• _Short task_
Every record below is to be retyped exactly.

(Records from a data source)

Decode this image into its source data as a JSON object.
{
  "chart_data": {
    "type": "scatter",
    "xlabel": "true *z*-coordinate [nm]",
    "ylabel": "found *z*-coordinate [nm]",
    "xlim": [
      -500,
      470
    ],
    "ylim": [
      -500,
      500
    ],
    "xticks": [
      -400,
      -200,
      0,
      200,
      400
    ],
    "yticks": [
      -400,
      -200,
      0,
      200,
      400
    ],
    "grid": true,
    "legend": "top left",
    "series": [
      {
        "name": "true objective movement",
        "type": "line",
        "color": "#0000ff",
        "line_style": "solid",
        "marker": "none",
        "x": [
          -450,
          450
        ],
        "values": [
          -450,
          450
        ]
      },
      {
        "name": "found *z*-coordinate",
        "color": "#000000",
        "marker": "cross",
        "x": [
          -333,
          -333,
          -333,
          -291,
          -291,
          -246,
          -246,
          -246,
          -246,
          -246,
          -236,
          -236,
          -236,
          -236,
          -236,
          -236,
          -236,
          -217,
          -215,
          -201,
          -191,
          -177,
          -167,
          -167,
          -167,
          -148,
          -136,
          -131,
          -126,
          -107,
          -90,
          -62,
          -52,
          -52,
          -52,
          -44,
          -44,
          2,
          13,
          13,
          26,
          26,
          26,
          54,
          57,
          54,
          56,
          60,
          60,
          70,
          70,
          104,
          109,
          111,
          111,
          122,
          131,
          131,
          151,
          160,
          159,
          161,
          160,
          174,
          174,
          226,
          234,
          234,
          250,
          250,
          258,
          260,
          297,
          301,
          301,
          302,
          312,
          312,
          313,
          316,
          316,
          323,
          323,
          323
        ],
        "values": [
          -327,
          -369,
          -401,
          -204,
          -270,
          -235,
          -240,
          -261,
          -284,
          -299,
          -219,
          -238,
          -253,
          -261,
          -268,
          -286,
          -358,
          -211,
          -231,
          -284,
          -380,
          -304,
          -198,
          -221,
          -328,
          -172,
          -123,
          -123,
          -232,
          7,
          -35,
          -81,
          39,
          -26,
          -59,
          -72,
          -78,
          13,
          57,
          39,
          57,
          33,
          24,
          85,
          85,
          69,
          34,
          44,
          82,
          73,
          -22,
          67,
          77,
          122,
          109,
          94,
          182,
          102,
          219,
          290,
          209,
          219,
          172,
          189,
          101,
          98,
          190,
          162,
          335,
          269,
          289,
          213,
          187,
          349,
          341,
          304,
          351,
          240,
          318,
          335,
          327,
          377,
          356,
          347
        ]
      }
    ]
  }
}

• _Reply to the exercise_
Decode this image into its source data as a JSON object.
{
  "chart_data": {
    "type": "scatter",
    "xlabel": "true *z*-coordinate [nm]",
    "ylabel": "found *z*-coordinate [nm]",
    "xlim": [
      -500,
      470
    ],
    "ylim": [
      -500,
      500
    ],
    "xticks": [
      -400,
      -200,
      0,
      200,
      400
    ],
    "yticks": [
      -400,
      -200,
      0,
      200,
      400
    ],
    "grid": true,
    "legend": "top left",
    "series": [
      {
        "name": "true objective movement",
        "type": "line",
        "color": "#0000ff",
        "line_style": "solid",
        "marker": "none",
        "x": [
          -450,
          450
        ],
        "values": [
          -450,
          450
        ]
      },
      {
        "name": "found *z*-coordinate",
        "color": "#000000",
        "marker": "cross",
        "x": [
          -333,
          -333,
          -333,
          -291,
          -291,
          -246,
          -246,
          -246,
          -246,
          -246,
          -236,
          -236,
          -236,
          -236,
          -236,
          -236,
          -236,
          -217,
          -215,
          -201,
          -191,
          -177,
          -167,
          -167,
          -167,
          -148,
          -136,
          -131,
          -126,
          -107,
          -90,
          -62,
          -52,
          -52,
          -52,
          -44,
          -44,
          2,
          13,
          13,
          26,
          26,
          26,
          54,
          57,
          54,
          56,
          60,
          60,
          70,
          70,
          104,
          109,
          111,
          111,
          122,
          131,
          131,
          151,
          160,
          159,
          161,
          160,
          174,
          174,
          226,
          234,
          234,
          250,
          250,
          258,
          260,
          297,
          301,
          301,
          302,
          312,
          312,
          313,
          316,
          316,
          323,
          323,
          323
        ],
        "values": [
          -327,
          -369,
          -401,
          -204,
          -270,
          -235,
          -240,
          -261,
          -284,
          -299,
          -219,
          -238,
          -253,
          -261,
          -268,
          -286,
          -358,
          -211,
          -231,
          -284,
          -380,
          -304,
          -198,
          -221,
          -328,
          -172,
          -123,
          -123,
          -232,
          7,
          -35,
          -81,
          39,
          -26,
          -59,
          -72,
          -78,
          13,
          57,
          39,
          57,
          33,
          24,
          85,
          85,
          69,
          34,
          44,
          82,
          73,
          -22,
          67,
          77,
          122,
          109,
          94,
          182,
          102,
          219,
          290,
          209,
          219,
          172,
          189,
          101,
          98,
          190,
          162,
          335,
          269,
          289,
          213,
          187,
          349,
          341,
          304,
          351,
          240,
          318,
          335,
          327,
          377,
          356,
          347
        ]
      }
    ]
  }
}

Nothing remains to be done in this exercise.